* _REQUIRED WORK_:
Please quote everything from the start of the material down to the line containing "footer-rule <box>107 1658 1125 1659</box>", including that line.

□ □ □ □

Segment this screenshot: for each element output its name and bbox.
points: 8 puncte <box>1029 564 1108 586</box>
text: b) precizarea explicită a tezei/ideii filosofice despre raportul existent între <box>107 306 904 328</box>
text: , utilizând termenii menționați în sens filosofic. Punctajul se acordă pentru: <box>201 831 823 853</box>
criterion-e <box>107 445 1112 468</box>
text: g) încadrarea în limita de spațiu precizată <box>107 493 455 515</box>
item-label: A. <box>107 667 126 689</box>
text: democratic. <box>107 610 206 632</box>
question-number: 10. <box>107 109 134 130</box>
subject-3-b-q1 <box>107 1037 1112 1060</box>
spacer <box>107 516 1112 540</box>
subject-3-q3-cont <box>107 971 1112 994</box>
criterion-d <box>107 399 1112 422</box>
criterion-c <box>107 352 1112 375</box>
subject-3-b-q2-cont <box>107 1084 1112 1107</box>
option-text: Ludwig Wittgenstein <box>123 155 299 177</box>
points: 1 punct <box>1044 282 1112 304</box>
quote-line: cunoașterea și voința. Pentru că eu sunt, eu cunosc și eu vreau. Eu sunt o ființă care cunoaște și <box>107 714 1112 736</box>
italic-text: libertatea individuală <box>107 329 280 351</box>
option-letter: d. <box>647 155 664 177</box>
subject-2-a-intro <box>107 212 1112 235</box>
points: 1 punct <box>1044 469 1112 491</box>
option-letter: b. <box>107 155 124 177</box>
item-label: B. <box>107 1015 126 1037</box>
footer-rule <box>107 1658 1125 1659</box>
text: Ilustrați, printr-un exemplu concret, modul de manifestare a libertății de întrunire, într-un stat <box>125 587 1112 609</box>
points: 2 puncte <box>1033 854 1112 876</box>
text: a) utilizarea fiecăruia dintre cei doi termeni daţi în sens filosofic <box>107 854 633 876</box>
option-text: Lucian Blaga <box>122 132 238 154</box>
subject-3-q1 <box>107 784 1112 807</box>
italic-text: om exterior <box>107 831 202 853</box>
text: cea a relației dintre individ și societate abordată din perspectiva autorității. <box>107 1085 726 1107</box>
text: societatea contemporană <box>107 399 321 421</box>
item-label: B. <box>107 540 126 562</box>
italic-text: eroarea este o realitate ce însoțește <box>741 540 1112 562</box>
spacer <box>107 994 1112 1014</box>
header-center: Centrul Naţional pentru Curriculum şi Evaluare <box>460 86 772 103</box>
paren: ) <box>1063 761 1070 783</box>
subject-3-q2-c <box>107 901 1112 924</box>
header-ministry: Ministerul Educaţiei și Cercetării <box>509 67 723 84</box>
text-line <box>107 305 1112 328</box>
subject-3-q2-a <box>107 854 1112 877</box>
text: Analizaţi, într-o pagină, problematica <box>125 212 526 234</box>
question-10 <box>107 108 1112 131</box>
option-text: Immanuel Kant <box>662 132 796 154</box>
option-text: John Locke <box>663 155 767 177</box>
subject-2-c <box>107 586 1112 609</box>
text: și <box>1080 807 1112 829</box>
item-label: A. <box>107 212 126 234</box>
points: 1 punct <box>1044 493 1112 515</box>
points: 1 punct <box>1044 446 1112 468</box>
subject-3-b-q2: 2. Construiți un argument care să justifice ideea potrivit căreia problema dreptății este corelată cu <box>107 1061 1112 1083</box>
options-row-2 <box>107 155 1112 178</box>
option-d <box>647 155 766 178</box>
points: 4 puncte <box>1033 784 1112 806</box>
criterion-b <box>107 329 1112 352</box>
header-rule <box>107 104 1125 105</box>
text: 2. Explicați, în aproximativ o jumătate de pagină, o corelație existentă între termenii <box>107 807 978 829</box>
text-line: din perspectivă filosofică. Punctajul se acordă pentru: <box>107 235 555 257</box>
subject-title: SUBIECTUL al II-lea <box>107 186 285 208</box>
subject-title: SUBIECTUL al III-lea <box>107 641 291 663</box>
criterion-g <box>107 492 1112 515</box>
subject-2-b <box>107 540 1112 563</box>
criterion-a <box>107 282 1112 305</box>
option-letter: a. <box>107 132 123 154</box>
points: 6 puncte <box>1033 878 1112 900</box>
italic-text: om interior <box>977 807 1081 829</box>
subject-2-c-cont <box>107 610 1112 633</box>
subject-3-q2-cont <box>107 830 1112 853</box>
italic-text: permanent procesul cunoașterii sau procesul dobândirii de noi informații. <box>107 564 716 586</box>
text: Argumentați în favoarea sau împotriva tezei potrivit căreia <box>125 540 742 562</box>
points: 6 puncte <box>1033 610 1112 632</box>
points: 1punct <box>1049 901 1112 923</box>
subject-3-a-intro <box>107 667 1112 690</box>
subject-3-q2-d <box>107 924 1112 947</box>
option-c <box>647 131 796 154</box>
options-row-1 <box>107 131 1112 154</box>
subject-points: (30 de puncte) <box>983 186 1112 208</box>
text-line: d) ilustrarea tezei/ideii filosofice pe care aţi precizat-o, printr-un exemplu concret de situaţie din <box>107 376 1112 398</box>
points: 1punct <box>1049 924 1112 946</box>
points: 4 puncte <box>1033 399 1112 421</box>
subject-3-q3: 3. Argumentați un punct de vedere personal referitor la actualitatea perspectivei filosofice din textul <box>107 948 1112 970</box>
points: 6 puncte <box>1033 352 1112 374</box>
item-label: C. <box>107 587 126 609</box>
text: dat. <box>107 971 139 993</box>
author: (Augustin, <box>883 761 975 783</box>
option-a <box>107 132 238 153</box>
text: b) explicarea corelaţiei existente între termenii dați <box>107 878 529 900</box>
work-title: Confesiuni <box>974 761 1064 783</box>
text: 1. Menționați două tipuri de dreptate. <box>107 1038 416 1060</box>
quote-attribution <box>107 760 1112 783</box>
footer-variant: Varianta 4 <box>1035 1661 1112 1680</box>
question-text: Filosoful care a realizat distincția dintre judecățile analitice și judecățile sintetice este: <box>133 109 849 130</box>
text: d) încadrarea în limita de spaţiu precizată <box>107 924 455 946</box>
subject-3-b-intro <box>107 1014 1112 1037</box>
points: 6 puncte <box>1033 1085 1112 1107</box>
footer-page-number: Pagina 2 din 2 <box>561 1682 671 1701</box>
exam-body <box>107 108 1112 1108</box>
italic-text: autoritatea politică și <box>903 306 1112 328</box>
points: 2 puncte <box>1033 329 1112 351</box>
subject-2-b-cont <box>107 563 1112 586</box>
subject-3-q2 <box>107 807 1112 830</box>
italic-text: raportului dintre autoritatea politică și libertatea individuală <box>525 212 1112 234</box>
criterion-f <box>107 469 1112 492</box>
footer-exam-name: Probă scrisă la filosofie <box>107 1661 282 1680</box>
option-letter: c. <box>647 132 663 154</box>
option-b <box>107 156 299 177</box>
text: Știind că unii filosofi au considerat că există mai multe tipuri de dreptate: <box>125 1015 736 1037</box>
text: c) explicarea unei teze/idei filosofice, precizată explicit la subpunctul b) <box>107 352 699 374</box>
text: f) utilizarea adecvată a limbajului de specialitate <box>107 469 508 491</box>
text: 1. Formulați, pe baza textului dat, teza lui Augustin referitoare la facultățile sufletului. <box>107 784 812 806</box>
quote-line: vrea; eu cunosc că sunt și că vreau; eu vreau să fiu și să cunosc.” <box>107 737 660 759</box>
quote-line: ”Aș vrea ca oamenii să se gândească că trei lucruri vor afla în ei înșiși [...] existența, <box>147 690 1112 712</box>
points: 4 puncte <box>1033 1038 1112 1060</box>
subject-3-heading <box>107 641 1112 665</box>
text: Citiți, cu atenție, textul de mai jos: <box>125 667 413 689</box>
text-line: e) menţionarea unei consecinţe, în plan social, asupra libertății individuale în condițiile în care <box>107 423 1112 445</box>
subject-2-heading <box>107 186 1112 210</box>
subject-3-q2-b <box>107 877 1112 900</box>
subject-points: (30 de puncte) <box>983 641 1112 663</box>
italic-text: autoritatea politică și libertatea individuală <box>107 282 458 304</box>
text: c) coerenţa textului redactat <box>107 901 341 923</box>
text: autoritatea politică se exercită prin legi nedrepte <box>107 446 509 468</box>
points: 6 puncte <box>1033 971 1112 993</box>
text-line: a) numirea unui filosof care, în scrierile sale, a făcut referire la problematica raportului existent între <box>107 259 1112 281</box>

□ □ □ □

* _CORRECT RESULT_:
Segment this screenshot: for each element output its name and bbox.
points: 8 puncte <box>1029 564 1108 586</box>
text: b) precizarea explicită a tezei/ideii filosofice despre raportul existent între <box>107 306 904 328</box>
text: , utilizând termenii menționați în sens filosofic. Punctajul se acordă pentru: <box>201 831 823 853</box>
criterion-e <box>107 445 1112 468</box>
text: g) încadrarea în limita de spațiu precizată <box>107 493 455 515</box>
item-label: A. <box>107 667 126 689</box>
text: democratic. <box>107 610 206 632</box>
question-number: 10. <box>107 109 134 130</box>
subject-3-b-q1 <box>107 1037 1112 1060</box>
spacer <box>107 516 1112 540</box>
subject-3-q3-cont <box>107 971 1112 994</box>
criterion-d <box>107 399 1112 422</box>
criterion-c <box>107 352 1112 375</box>
subject-3-b-q2-cont <box>107 1084 1112 1107</box>
option-text: Ludwig Wittgenstein <box>123 155 299 177</box>
points: 1 punct <box>1044 282 1112 304</box>
quote-line: cunoașterea și voința. Pentru că eu sunt, eu cunosc și eu vreau. Eu sunt o ființă care cunoaște și <box>107 714 1112 736</box>
italic-text: libertatea individuală <box>107 329 280 351</box>
option-letter: d. <box>647 155 664 177</box>
subject-2-a-intro <box>107 212 1112 235</box>
points: 1 punct <box>1044 469 1112 491</box>
option-letter: b. <box>107 155 124 177</box>
item-label: B. <box>107 1015 126 1037</box>
footer-rule <box>107 1658 1125 1659</box>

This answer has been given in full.